Write these lines out again exactly as they stand.

### LISTING

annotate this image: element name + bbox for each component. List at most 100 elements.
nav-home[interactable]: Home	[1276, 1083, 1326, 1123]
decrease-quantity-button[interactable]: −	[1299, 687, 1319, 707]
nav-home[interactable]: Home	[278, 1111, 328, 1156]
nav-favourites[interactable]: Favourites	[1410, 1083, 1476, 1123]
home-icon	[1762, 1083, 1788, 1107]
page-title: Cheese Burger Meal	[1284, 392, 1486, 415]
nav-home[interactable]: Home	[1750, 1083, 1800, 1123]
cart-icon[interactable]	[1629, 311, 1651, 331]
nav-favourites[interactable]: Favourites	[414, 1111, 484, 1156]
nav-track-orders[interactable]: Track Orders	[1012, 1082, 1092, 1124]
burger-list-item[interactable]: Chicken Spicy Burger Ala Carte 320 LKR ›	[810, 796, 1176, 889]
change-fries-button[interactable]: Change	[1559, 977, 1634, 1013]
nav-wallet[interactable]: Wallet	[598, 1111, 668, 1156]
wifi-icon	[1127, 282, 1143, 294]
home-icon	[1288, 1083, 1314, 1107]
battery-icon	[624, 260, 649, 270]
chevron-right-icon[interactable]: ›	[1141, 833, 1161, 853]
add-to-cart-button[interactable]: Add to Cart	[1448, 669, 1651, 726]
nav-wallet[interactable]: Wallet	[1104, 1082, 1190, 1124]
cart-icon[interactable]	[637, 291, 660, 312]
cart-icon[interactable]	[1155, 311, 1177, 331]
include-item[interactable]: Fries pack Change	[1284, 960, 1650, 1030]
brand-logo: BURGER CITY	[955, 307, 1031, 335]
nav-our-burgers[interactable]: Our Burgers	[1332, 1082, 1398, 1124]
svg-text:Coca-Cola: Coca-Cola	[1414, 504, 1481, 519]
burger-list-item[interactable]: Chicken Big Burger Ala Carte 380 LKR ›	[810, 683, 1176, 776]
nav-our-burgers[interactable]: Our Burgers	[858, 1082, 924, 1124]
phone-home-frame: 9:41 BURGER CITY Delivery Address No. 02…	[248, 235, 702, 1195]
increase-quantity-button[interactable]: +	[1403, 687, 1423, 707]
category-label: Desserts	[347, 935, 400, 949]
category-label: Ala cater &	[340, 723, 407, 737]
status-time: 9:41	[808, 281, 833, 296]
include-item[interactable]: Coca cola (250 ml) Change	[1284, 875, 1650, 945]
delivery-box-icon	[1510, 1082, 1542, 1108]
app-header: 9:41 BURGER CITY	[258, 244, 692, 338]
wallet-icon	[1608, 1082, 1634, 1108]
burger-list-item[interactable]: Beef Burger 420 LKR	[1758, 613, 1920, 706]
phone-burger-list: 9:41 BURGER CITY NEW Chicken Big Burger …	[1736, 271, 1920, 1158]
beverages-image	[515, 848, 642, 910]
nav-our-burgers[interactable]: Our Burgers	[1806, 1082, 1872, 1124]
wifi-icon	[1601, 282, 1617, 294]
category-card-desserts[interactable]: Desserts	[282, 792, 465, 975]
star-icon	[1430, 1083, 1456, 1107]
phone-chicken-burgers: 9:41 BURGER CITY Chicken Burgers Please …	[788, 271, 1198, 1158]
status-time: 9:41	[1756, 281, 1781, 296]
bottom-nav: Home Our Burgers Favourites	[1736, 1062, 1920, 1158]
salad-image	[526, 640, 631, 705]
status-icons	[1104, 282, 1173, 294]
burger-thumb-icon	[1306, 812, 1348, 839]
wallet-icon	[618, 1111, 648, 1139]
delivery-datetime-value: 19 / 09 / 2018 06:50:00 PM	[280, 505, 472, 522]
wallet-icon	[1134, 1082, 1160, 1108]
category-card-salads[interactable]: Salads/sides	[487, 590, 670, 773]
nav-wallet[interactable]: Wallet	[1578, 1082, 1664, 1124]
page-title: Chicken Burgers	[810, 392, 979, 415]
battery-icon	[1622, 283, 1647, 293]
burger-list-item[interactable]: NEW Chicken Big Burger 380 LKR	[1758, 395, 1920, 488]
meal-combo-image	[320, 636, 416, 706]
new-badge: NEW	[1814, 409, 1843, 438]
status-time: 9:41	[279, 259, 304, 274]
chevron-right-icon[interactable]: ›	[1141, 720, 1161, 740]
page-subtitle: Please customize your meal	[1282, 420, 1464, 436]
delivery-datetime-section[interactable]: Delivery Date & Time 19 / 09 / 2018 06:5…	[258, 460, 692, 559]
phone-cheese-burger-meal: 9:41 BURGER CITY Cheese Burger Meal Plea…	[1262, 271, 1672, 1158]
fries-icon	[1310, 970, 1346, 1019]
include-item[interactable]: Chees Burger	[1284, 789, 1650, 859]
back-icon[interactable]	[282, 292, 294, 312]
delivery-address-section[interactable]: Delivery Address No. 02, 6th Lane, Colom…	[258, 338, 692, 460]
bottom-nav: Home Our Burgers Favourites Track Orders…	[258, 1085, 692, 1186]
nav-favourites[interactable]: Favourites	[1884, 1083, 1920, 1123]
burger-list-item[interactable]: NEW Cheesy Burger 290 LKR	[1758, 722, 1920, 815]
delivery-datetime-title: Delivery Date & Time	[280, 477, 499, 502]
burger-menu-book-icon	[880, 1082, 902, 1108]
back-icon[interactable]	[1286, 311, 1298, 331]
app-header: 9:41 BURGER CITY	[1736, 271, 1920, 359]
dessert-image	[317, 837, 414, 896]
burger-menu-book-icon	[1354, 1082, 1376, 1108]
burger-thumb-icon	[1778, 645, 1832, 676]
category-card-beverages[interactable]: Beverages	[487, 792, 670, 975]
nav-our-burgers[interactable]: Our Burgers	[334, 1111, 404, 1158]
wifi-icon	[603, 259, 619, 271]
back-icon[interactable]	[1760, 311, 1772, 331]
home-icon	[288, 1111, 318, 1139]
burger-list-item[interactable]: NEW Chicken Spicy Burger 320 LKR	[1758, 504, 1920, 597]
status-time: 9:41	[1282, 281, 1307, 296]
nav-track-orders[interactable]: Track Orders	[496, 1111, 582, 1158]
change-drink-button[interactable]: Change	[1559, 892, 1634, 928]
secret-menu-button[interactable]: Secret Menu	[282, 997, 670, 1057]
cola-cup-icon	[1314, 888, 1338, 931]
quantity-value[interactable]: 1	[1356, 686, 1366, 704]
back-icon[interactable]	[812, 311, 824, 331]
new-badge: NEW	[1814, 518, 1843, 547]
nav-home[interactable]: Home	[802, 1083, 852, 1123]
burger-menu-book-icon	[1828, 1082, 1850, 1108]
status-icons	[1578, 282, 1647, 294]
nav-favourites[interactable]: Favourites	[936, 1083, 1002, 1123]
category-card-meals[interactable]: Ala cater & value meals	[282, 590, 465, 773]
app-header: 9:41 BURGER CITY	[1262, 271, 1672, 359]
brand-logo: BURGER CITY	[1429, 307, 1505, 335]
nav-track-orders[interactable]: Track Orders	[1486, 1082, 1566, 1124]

######

### TASK SOLUTION
annotate this image: element name + bbox for each component. List at most 100 elements.
nav-home[interactable]: Home	[1276, 1083, 1326, 1123]
decrease-quantity-button[interactable]: −	[1299, 687, 1319, 707]
nav-home[interactable]: Home	[278, 1111, 328, 1156]
nav-favourites[interactable]: Favourites	[1410, 1083, 1476, 1123]
home-icon	[1762, 1083, 1788, 1107]
page-title: Cheese Burger Meal	[1284, 392, 1486, 415]
nav-home[interactable]: Home	[1750, 1083, 1800, 1123]
cart-icon[interactable]	[1629, 311, 1651, 331]
nav-favourites[interactable]: Favourites	[414, 1111, 484, 1156]
nav-track-orders[interactable]: Track Orders	[1012, 1082, 1092, 1124]
burger-list-item[interactable]: Chicken Spicy Burger Ala Carte 320 LKR ›	[810, 796, 1176, 889]
change-fries-button[interactable]: Change	[1559, 977, 1634, 1013]
nav-wallet[interactable]: Wallet	[598, 1111, 668, 1156]
wifi-icon	[1127, 282, 1143, 294]
home-icon	[1288, 1083, 1314, 1107]
battery-icon	[624, 260, 649, 270]
chevron-right-icon[interactable]: ›	[1141, 833, 1161, 853]
add-to-cart-button[interactable]: Add to Cart	[1448, 669, 1651, 726]
nav-wallet[interactable]: Wallet	[1104, 1082, 1190, 1124]
cart-icon[interactable]	[637, 291, 660, 312]
cart-icon[interactable]	[1155, 311, 1177, 331]
include-item[interactable]: Fries pack Change	[1284, 960, 1650, 1030]
brand-logo: BURGER CITY	[955, 307, 1031, 335]
nav-our-burgers[interactable]: Our Burgers	[1332, 1082, 1398, 1124]
svg-text:Coca-Cola: Coca-Cola	[1414, 504, 1481, 519]
burger-list-item[interactable]: Chicken Big Burger Ala Carte 380 LKR ›	[810, 683, 1176, 776]
nav-our-burgers[interactable]: Our Burgers	[858, 1082, 924, 1124]
phone-home-frame: 9:41 BURGER CITY Delivery Address No. 02…	[248, 235, 702, 1195]
increase-quantity-button[interactable]: +	[1403, 687, 1423, 707]
category-label: Desserts	[347, 935, 400, 949]
category-label: Ala cater &	[340, 723, 407, 737]
status-time: 9:41	[808, 281, 833, 296]
include-item[interactable]: Coca cola (250 ml) Change	[1284, 875, 1650, 945]
delivery-box-icon	[1510, 1082, 1542, 1108]
app-header: 9:41 BURGER CITY	[258, 244, 692, 338]
wallet-icon	[1608, 1082, 1634, 1108]
burger-list-item[interactable]: Beef Burger 420 LKR	[1758, 613, 1920, 706]
phone-burger-list: 9:41 BURGER CITY NEW Chicken Big Burger …	[1736, 271, 1920, 1158]
beverages-image	[515, 848, 642, 910]
nav-our-burgers[interactable]: Our Burgers	[1806, 1082, 1872, 1124]
wifi-icon	[1601, 282, 1617, 294]
category-card-desserts[interactable]: Desserts	[282, 792, 465, 975]
star-icon	[1430, 1083, 1456, 1107]
phone-chicken-burgers: 9:41 BURGER CITY Chicken Burgers Please …	[788, 271, 1198, 1158]
status-time: 9:41	[1756, 281, 1781, 296]
bottom-nav: Home Our Burgers Favourites	[1736, 1062, 1920, 1158]
salad-image	[526, 640, 631, 705]
status-icons	[1104, 282, 1173, 294]
burger-thumb-icon	[1306, 812, 1348, 839]
wallet-icon	[618, 1111, 648, 1139]
delivery-datetime-value: 19 / 09 / 2018 06:50:00 PM	[280, 505, 472, 522]
wallet-icon	[1134, 1082, 1160, 1108]
category-card-salads[interactable]: Salads/sides	[487, 590, 670, 773]
nav-wallet[interactable]: Wallet	[1578, 1082, 1664, 1124]
page-title: Chicken Burgers	[810, 392, 979, 415]
battery-icon	[1622, 283, 1647, 293]
burger-list-item[interactable]: NEW Chicken Big Burger 380 LKR	[1758, 395, 1920, 488]
meal-combo-image	[320, 636, 416, 706]
new-badge: NEW	[1814, 409, 1843, 438]
status-time: 9:41	[279, 259, 304, 274]
chevron-right-icon[interactable]: ›	[1141, 720, 1161, 740]
page-subtitle: Please customize your meal	[1282, 420, 1464, 436]
delivery-datetime-section[interactable]: Delivery Date & Time 19 / 09 / 2018 06:5…	[258, 460, 692, 559]
phone-cheese-burger-meal: 9:41 BURGER CITY Cheese Burger Meal Plea…	[1262, 271, 1672, 1158]
fries-icon	[1310, 970, 1346, 1019]
include-item[interactable]: Chees Burger	[1284, 789, 1650, 859]
back-icon[interactable]	[282, 292, 294, 312]
delivery-address-section[interactable]: Delivery Address No. 02, 6th Lane, Colom…	[258, 338, 692, 460]
bottom-nav: Home Our Burgers Favourites Track Orders…	[258, 1085, 692, 1186]
nav-favourites[interactable]: Favourites	[1884, 1083, 1920, 1123]
burger-list-item[interactable]: NEW Cheesy Burger 290 LKR	[1758, 722, 1920, 815]
delivery-datetime-title: Delivery Date & Time	[280, 477, 499, 502]
burger-menu-book-icon	[880, 1082, 902, 1108]
back-icon[interactable]	[1286, 311, 1298, 331]
app-header: 9:41 BURGER CITY	[1736, 271, 1920, 359]
dessert-image	[317, 837, 414, 896]
burger-menu-book-icon	[1354, 1082, 1376, 1108]
burger-thumb-icon	[1778, 645, 1832, 676]
category-card-beverages[interactable]: Beverages	[487, 792, 670, 975]
nav-our-burgers[interactable]: Our Burgers	[334, 1111, 404, 1158]
wifi-icon	[603, 259, 619, 271]
back-icon[interactable]	[1760, 311, 1772, 331]
home-icon	[288, 1111, 318, 1139]
burger-list-item[interactable]: NEW Chicken Spicy Burger 320 LKR	[1758, 504, 1920, 597]
status-time: 9:41	[1282, 281, 1307, 296]
nav-track-orders[interactable]: Track Orders	[496, 1111, 582, 1158]
change-drink-button[interactable]: Change	[1559, 892, 1634, 928]
secret-menu-button[interactable]: Secret Menu	[282, 997, 670, 1057]
cola-cup-icon	[1314, 888, 1338, 931]
quantity-value[interactable]: 1	[1356, 686, 1366, 704]
back-icon[interactable]	[812, 311, 824, 331]
new-badge: NEW	[1814, 518, 1843, 547]
nav-home[interactable]: Home	[802, 1083, 852, 1123]
burger-menu-book-icon	[1828, 1082, 1850, 1108]
status-icons	[1578, 282, 1647, 294]
nav-favourites[interactable]: Favourites	[936, 1083, 1002, 1123]
category-card-meals[interactable]: Ala cater & value meals	[282, 590, 465, 773]
app-header: 9:41 BURGER CITY	[1262, 271, 1672, 359]
brand-logo: BURGER CITY	[1429, 307, 1505, 335]
nav-track-orders[interactable]: Track Orders	[1486, 1082, 1566, 1124]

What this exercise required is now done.